• Permintaan 1:
Tulis ulang bentangan baris data dari baris yang memuat "menu-item-add-to-favorites[interactable]: Add to" sampai akhir baris data, dengan mengganti "menu-separator" menjadi "menu-divider" tanpa mengubah bagian lain.

• Teks Kutipan:
__________
Di bawah pelatih bertangan dingin yang juga mantan pelatih PSM dan mantan pelatih Timnas PSSI, M Basri, Persela kini menjelma menjadi kesebelasan papan atas dan mulai ditakuti, sedangkan PSM yang kini dilatih pelatih asal Malaysia, Raja Isa Bin Raja Akram Shah, berubah menjadi tim lemah dan gampang kalah. Persela malah mampu menundukkan sekaligus mempermalukan PSM dengan skor 3-1 saat bertanding di Stadion Mattoanging Andi Mattalatta, September lalu.
PEDOMAN KARYA
Kamis, 13 November 2008
PSM,
Ada Apa Denganmu
Oleh:
Asnawin Aminuddin
(Wartawan)
Nama Persela Lamongan
tentu belum banyak dikenal. Bandingkan dengan PSM Makassar yang sudah begitu
lekat di benak para penggemar sepakbola Tanah Air sejak puluhan tahun lalu.
Tetapi Persela kini bertengger di papan atas Indonesia Super League (ISL),
sementara PSM terpuruk di papan bawah.
Di bawah pelatih
bertangan dingin yang juga mantan pelatih PSM dan mantan pelatih Timnas PSSI, M
Basri, Persela kini menjelma menjadi kesebelasan papan atas dan mulai ditakuti,
sedangkan PSM yang kini dilatih pelatih asal Malaysia, Raja Isa Bin Raja Akram Shah,
berubah menjadi tim lemah dan gampang kalah.
Persela malah mampu
menundukkan sekaligus mempermalukan PSM dengan skor 3-1 saat bertanding di
Stadion Mattoanging Andi Mattalatta, September lalu.
Di tangan Raja Isa yang
pernah melatih Persipura dan Selangor FC (Malaysia), PSM baru menang dua kali,
yakni saat menjamu Persija (2-1) dan ketika bertandang ke kandang Persita
(2-1). Selebihnya dua kali seri (1-1 vs Persik, di Kediri, dan 1-1 vs PSMS, di
Makassar), serta menelan empat kekalahan, yakni saat menjamu Persela di
Makassar (1-3), saat menjamu Sriwijaya FC di Makassar (1-2), saat tandang ke
kandang Persijap, Jepara (3-1), dan saat menghadapi PSIS di Semarang (1-0).
Bukan hanya hasil yang
buruk, PSM juga harus malu besar karena dua kali kalah dan satu seri di
kandang. Bukan ingin menengok ke belakang, tetapi sekadar mengingatkan bahwa
PSM dan tim-tim mantan Perserikatan selama puluhan tahun sebenarnya tabu kalah
di kandang.
Bagi para suporter PSM
dan masyarakat Sulawesi Selatan pada umumnya, kekalahan PSM di Stadion
Mattoanging adalah sebuah aib. Pantang bagi PSM untuk kalah di kandang sendiri.
Di zaman kejayaan
Ramang (almarhum), Ronny Pattinasarani (almarhum), M Basri (kini pelatih
Persela), Anwar Ramang, Iriantosyah Kasim DM, Sumirlan, Ali Baba, Bahar Muharram,
PSM pantang untuk kalah di Stadion Mattoanging.
__________
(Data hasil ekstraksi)
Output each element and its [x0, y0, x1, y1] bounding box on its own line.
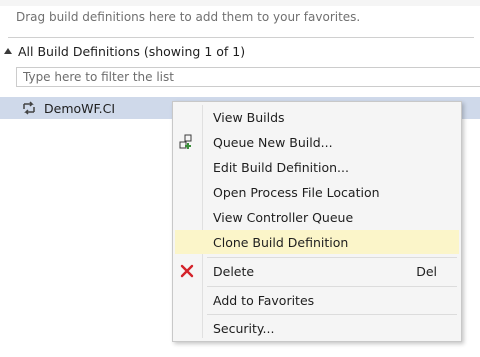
menu-item-add-to-favorites[interactable]: Add to Favorites — [175, 288, 459, 312]
section-title: All Build Definitions (showing 1 of 1) — [18, 43, 246, 59]
filter-input[interactable] — [16, 67, 480, 87]
build-definition-name: DemoWF.CI — [44, 100, 116, 116]
menu-item-open-process-file-location[interactable]: Open Process File Location — [175, 180, 459, 204]
menu-separator — [207, 257, 457, 258]
menu-item-view-controller-queue[interactable]: View Controller Queue — [175, 205, 459, 229]
menu-item-delete[interactable]: Delete Del — [175, 259, 459, 283]
menu-item-view-builds[interactable]: View Builds — [175, 105, 459, 129]
all-build-definitions-header[interactable]: All Build Definitions (showing 1 of 1) — [4, 41, 245, 61]
menu-separator — [207, 286, 457, 287]
top-bar — [0, 0, 480, 6]
menu-item-security[interactable]: Security... — [175, 316, 459, 340]
delete-x-icon — [179, 263, 195, 279]
collapse-triangle-icon[interactable] — [4, 48, 12, 54]
menu-item-clone-build-definition[interactable]: Clone Build Definition — [175, 230, 459, 254]
menu-item-label: Clone Build Definition — [213, 234, 349, 250]
menu-separator — [207, 314, 457, 315]
menu-item-shortcut: Del — [416, 263, 437, 279]
context-menu: View Builds Queue New Build... Edit Buil… — [172, 101, 462, 342]
menu-item-label: View Controller Queue — [213, 209, 354, 225]
section-divider — [8, 37, 474, 38]
menu-item-label: Add to Favorites — [213, 292, 315, 308]
menu-item-label: Delete — [213, 263, 255, 279]
favorites-drop-hint: Drag build definitions here to add them … — [16, 10, 361, 24]
menu-item-label: Edit Build Definition... — [213, 159, 349, 175]
menu-item-label: Open Process File Location — [213, 184, 380, 200]
queue-build-icon — [179, 134, 195, 150]
menu-item-label: Queue New Build... — [213, 134, 333, 150]
menu-item-label: Security... — [213, 320, 275, 336]
menu-item-queue-new-build[interactable]: Queue New Build... — [175, 130, 459, 154]
menu-item-edit-build-definition[interactable]: Edit Build Definition... — [175, 155, 459, 179]
build-definition-icon — [23, 101, 35, 115]
menu-item-label: View Builds — [213, 109, 285, 125]
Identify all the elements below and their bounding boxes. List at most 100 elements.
__________
• Permintaan 2:
Salin tanpa perubahan bentangan artikel tentang PSM mulai dari "PEDOMAN KARYA" sampai "di papan bawah.".

• Jawaban Lengkap 1:
menu-item-add-to-favorites[interactable]: Add to Favorites — [175, 288, 459, 312]
section-title: All Build Definitions (showing 1 of 1) — [18, 43, 246, 59]
filter-input[interactable] — [16, 67, 480, 87]
build-definition-name: DemoWF.CI — [44, 100, 116, 116]
menu-item-open-process-file-location[interactable]: Open Process File Location — [175, 180, 459, 204]
menu-divider — [207, 257, 457, 258]
menu-item-view-controller-queue[interactable]: View Controller Queue — [175, 205, 459, 229]
menu-item-delete[interactable]: Delete Del — [175, 259, 459, 283]
menu-item-view-builds[interactable]: View Builds — [175, 105, 459, 129]
all-build-definitions-header[interactable]: All Build Definitions (showing 1 of 1) — [4, 41, 245, 61]
menu-divider — [207, 286, 457, 287]
top-bar — [0, 0, 480, 6]
menu-item-security[interactable]: Security... — [175, 316, 459, 340]
delete-x-icon — [179, 263, 195, 279]
collapse-triangle-icon[interactable] — [4, 48, 12, 54]
menu-item-clone-build-definition[interactable]: Clone Build Definition — [175, 230, 459, 254]
menu-item-label: Clone Build Definition — [213, 234, 349, 250]
menu-divider — [207, 314, 457, 315]
menu-item-shortcut: Del — [416, 263, 437, 279]
context-menu: View Builds Queue New Build... Edit Buil… — [172, 101, 462, 342]
menu-item-label: View Controller Queue — [213, 209, 354, 225]
section-divider — [8, 37, 474, 38]
menu-item-label: Add to Favorites — [213, 292, 315, 308]
menu-item-label: Delete — [213, 263, 255, 279]
favorites-drop-hint: Drag build definitions here to add them … — [16, 10, 361, 24]
menu-item-label: Edit Build Definition... — [213, 159, 349, 175]
menu-item-label: Open Process File Location — [213, 184, 380, 200]
queue-build-icon — [179, 134, 195, 150]
menu-item-label: Queue New Build... — [213, 134, 333, 150]
menu-item-label: Security... — [213, 320, 275, 336]
menu-item-queue-new-build[interactable]: Queue New Build... — [175, 130, 459, 154]
menu-item-edit-build-definition[interactable]: Edit Build Definition... — [175, 155, 459, 179]
build-definition-icon — [23, 101, 35, 115]
menu-item-label: View Builds — [213, 109, 285, 125]
Identify all the elements below and their bounding boxes. List at most 100 elements.

• Jawaban Lengkap 2:
PEDOMAN KARYA
Kamis, 13 November 2008
PSM,
Ada Apa Denganmu
Oleh:
Asnawin Aminuddin
(Wartawan)
Nama Persela Lamongan
tentu belum banyak dikenal. Bandingkan dengan PSM Makassar yang sudah begitu
lekat di benak para penggemar sepakbola Tanah Air sejak puluhan tahun lalu.
Tetapi Persela kini bertengger di papan atas Indonesia Super League (ISL),
sementara PSM terpuruk di papan bawah.